■ Source excerpt

>> BEGIN

WYSL (1040 AM) is a commercial radio station licensed to Avon, New York, and serving the Rochester metropolitan area.  It broadcasts a talk radio format and is known as "The Voice of Liberty."  The station is owned by Robert C. Savage under the name "Radio Livingston."

By day, WYSL transmits with 20,000 watts, the second-most-powerful AM station in the Rochester area.  But 1040 AM is a clear channel frequency reserved for Class A WHO in Des Moines.  So at night, to avoid interference, WYSL must greatly reduce its power to 500 watts.  A directional antenna with a four-tower array is used.  Programming is also heard on two FM translators:  W221CL at 92.1 MHz in Rochester and W238DE at 95.5 MHz in Spencerport.

Programming
Weekdays begin with a wake-up talk and information program, Quinn in the Morning hosted by Jim Quinn.  Several nationally syndicated conservative talk shows are also heard, Glenn Beck in late mornings, Dan Bongino in afternoons and Dana Loesch in the evening.  Red Eye Radio from WBAP in Fort Worth is carried overnight.

Weekends are largely paid brokered programming, with shows on health, money, religion, guns and law.  WYSL carries some local high school, college and minor league sports.  Some newscasts from Channel 10 WHEC-TV, the NBC Network affiliate in Rochester, are simulcast on WYSL.  Most hours begin with world and national news from Townhall News.

History

All-News Radio
The WYSL call sign was taken from a radio station in Buffalo.  That station is now WWWS.  Management started the new WYSL in 1987, originally on 1030 kHz.  But that frequency required the station to sign off at sunset.  So the station moved to 1040 kHz, allowing it to broadcast around the clock.

>> END

■ Requirements
1. Answer these questions about the WYSL radio station article:
(a) What power does WYSL transmit with during the day?
(b) Who hosts the weekday morning program?
(c) On what frequency did the new WYSL start in 1987?
2. Carry the WYSL radio station article forward from its final sentence with the next part of its history.
The records have no connection to the WYSL radio station article.

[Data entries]
>> BEGIN

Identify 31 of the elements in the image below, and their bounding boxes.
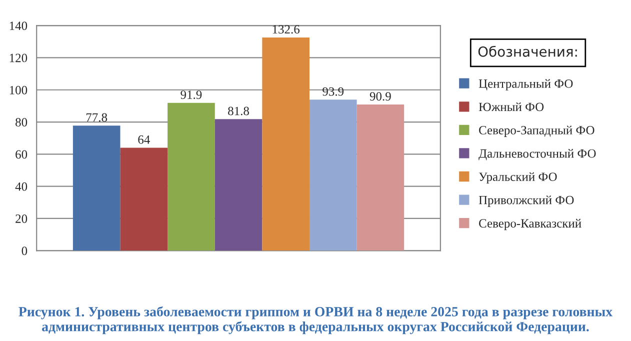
data-label: 81.8 <box>228 106 249 116</box>
data-label: 90.9 <box>370 92 391 101</box>
legend-label: Уральский ФО <box>478 172 557 184</box>
y-tick-label: 100 <box>10 86 28 94</box>
y-tick-label: 140 <box>10 22 28 30</box>
y-tick-label: 0 <box>22 246 28 256</box>
legend-label: Северо-Кавказский <box>479 218 582 230</box>
bar <box>309 100 357 251</box>
legend-label: Дальневосточный ФО <box>478 149 596 160</box>
bar <box>356 104 404 251</box>
legend-label: Северо-Западный ФО <box>479 126 594 137</box>
y-tick-label: 20 <box>16 214 28 223</box>
bar <box>214 119 262 251</box>
y-tick-label: 60 <box>16 150 28 159</box>
y-tick-label: 40 <box>15 182 28 191</box>
bar <box>120 148 168 251</box>
text: Рисунок 1. Уровень заболеваемости гриппом и ОРВИ на 8 неделе 2025 года в разрезе головных административных центров субъектов в федеральных округах Российской Федерации. <box>18 306 612 334</box>
legend-label: Центральный ФО <box>478 79 573 90</box>
data-label: 132.6 <box>272 25 300 34</box>
legend-label: Южный ФО <box>478 102 544 112</box>
bar <box>262 37 310 251</box>
bar <box>168 102 215 251</box>
legend-title: Обозначения: <box>478 46 577 57</box>
data-label: 91.9 <box>180 90 202 100</box>
data-label: 93.9 <box>322 87 344 96</box>
data-label: 77.8 <box>86 113 108 122</box>
data-label: 64 <box>138 135 150 144</box>
y-tick-label: 80 <box>16 118 28 126</box>
y-tick-label: 120 <box>10 54 28 62</box>
legend-label: Приволжский ФО <box>478 196 574 207</box>
bar <box>72 126 120 251</box>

>> END

■ The results
1.
(a) 20,000 watts
(b) Jim Quinn
(c) 1030 kHz

2.
The station began with an all-news radio format, combining local content with news programming from the Associated Press. The all-news format ended in 2006 for a number of reasons. First, the Associated Press discontinued its expanded radio services in July 2005. WYSL replaced the network with CNN Headline News, the only other national commercial all-news outlet available. After that, however, Headline News stopped broadcasting news in the evening, switching to talk and reality shows. This left a large hole in the schedule.

Adding Talk
As a result, WYSL picked up conservative talk hosts Laura Ingraham and Bill O'Reilly, and added Rusty Humphries and Jerry Doyle from the Talk Radio Network in the evening, as it transitioned to a News/Talk outlet.
 
WYSL was affiliated with ABC News Radio and the Wall Street Journal Radio Network, but switched to the Salem Radio Network for newscasts in 2012.  It now airs a different Salem news service, Townhall News.

WYSL increased its daytime power from 2,500 watts to 20,000 watts in November 2006. It operates at reduced power at night to protect clear-channel station WHO in Des Moines, Iowa.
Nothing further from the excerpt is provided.